▶ What is needed:
Read the entries below and pull out each line with the string "Dunavarsány".

--- BEGIN Listing ---

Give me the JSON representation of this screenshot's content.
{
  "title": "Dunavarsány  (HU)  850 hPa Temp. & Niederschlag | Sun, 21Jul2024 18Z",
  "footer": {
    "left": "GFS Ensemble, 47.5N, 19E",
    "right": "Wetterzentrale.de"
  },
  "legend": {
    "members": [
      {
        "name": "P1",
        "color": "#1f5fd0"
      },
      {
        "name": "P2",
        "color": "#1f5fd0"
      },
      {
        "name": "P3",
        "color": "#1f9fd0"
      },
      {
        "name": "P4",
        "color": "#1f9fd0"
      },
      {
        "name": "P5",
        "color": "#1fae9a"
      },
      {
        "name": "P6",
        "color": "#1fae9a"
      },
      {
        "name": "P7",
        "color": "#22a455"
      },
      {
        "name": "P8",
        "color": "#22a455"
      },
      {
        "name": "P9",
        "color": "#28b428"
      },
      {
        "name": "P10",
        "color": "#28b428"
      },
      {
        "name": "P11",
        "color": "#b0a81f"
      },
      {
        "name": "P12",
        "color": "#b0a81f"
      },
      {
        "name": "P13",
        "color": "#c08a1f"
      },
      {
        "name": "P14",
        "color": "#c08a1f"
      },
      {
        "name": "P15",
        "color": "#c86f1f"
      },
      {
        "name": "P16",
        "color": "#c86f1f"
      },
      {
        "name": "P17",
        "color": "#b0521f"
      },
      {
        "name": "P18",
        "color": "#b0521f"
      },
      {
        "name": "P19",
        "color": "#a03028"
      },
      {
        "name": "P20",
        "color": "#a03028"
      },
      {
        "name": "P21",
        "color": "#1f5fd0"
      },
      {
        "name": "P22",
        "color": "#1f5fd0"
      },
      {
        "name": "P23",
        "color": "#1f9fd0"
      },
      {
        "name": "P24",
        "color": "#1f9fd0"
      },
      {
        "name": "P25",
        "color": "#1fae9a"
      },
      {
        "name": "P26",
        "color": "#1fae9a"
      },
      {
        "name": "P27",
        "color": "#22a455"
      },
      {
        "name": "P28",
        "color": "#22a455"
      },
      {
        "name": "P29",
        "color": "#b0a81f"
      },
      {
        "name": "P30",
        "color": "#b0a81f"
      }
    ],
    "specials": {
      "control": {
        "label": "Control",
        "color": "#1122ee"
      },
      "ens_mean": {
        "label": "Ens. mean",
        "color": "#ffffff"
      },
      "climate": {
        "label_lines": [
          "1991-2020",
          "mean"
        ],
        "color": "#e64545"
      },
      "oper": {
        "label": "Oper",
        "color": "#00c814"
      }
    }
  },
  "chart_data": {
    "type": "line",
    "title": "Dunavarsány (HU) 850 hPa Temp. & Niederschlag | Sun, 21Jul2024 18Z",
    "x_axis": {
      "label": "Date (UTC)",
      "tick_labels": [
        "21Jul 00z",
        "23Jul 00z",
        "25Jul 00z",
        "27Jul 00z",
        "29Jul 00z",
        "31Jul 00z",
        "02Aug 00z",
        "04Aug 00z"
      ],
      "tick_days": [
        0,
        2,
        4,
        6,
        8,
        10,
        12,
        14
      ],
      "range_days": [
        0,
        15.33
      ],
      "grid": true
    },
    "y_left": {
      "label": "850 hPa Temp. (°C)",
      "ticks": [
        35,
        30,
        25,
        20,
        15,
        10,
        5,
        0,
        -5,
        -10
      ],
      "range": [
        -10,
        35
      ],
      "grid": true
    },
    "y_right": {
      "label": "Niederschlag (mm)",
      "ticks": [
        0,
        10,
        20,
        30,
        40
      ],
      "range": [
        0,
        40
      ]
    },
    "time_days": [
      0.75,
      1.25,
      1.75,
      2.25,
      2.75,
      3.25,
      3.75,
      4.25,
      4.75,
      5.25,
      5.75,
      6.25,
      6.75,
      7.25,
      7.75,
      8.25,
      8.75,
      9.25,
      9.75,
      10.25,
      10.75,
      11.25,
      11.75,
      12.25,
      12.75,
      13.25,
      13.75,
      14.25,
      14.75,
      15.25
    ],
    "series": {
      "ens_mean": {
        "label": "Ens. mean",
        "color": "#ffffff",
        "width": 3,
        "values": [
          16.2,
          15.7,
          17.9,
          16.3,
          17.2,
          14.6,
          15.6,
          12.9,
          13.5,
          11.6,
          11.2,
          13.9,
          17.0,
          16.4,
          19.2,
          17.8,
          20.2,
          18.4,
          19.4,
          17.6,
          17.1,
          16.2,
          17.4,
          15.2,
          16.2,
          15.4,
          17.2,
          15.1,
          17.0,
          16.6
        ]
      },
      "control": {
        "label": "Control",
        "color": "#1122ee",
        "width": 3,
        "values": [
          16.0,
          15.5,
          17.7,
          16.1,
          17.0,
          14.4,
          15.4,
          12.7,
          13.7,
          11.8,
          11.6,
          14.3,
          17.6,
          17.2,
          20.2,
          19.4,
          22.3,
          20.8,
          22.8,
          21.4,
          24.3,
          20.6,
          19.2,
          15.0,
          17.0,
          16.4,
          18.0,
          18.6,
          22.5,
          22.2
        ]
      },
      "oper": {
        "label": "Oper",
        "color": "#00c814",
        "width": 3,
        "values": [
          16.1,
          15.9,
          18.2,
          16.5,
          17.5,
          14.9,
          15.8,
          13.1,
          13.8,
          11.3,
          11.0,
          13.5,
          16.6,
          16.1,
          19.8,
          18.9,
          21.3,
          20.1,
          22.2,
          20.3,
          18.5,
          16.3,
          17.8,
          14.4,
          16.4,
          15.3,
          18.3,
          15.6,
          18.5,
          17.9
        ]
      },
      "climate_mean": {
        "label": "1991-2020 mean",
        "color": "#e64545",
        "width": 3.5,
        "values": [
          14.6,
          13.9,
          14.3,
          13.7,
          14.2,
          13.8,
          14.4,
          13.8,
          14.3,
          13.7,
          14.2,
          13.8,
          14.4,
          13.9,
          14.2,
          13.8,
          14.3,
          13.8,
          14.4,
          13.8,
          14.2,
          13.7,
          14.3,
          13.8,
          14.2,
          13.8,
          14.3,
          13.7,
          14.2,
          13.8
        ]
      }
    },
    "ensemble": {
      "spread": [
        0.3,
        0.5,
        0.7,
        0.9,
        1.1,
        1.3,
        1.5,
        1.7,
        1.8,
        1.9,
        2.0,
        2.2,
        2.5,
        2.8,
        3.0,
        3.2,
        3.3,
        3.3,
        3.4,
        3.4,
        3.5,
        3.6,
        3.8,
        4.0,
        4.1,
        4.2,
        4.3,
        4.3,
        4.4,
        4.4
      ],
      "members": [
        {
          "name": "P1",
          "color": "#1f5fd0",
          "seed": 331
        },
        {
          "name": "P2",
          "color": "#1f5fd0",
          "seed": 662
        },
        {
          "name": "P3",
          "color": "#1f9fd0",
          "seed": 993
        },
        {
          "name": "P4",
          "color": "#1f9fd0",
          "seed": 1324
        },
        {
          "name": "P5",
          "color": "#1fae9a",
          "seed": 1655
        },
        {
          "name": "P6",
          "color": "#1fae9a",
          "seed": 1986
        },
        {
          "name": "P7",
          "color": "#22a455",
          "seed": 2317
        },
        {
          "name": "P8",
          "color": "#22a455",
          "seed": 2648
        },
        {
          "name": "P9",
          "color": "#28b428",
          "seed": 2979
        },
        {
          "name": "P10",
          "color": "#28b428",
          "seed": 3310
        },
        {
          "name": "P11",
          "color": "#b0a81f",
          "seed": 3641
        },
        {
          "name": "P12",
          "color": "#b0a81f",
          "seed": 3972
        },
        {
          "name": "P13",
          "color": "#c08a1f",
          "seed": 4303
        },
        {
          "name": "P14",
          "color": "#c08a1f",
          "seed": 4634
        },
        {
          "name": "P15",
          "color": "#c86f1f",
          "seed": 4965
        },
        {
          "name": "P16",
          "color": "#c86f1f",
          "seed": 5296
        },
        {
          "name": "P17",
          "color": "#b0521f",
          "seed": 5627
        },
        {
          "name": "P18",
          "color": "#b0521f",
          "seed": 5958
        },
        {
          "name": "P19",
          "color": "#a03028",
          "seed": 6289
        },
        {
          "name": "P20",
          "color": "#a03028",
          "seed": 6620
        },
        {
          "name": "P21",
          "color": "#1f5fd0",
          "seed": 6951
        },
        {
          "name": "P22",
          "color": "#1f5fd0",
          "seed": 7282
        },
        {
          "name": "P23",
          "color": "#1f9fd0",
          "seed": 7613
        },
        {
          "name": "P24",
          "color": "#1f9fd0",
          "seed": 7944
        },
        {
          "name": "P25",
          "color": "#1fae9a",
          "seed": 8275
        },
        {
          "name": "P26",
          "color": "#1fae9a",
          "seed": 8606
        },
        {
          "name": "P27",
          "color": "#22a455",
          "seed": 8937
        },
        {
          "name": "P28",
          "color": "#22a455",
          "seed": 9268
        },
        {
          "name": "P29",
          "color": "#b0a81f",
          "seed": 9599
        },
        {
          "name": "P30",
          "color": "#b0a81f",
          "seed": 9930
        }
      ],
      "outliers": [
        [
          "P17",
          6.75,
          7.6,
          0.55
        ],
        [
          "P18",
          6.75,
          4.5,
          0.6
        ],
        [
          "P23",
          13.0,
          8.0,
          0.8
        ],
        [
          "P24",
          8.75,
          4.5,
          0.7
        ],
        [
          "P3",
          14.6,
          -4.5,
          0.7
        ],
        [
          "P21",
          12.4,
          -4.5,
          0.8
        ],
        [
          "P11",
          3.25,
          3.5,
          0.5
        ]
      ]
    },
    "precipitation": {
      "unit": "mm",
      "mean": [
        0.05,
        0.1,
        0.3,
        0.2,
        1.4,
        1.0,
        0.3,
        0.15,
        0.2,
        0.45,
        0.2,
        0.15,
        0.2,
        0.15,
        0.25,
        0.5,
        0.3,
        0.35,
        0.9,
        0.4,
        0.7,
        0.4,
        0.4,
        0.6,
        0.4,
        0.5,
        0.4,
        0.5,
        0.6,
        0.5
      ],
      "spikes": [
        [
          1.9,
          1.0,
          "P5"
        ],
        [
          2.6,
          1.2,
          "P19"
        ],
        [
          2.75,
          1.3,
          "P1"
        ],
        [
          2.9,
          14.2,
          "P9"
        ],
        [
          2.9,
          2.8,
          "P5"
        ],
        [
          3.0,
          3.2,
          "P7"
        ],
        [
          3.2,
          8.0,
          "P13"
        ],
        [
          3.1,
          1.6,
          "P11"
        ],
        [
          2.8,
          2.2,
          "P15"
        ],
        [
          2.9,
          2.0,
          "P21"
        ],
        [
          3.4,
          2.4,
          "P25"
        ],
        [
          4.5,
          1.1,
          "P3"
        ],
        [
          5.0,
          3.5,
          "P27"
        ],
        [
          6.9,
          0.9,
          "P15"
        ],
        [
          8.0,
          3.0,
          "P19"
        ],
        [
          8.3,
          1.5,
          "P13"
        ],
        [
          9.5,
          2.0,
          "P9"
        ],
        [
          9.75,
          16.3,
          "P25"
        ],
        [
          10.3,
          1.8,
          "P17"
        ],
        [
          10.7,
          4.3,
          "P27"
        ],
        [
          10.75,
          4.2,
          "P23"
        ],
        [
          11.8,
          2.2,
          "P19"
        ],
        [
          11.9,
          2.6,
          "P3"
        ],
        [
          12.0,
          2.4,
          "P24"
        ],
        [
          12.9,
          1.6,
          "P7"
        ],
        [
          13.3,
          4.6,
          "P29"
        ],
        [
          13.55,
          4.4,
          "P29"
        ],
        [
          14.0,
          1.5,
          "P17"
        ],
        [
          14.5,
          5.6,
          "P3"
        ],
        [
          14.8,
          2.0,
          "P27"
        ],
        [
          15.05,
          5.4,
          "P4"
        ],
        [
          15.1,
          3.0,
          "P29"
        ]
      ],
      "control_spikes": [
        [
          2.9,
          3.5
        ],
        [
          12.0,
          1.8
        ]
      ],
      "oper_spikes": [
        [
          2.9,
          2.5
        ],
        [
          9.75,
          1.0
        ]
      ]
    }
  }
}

--- END Listing ---

▶ Full response:
  "title": "Dunavarsány  (HU)  850 hPa Temp. & Niederschlag | Sun, 21Jul2024 18Z",
    "title": "Dunavarsány (HU) 850 hPa Temp. & Niederschlag | Sun, 21Jul2024 18Z",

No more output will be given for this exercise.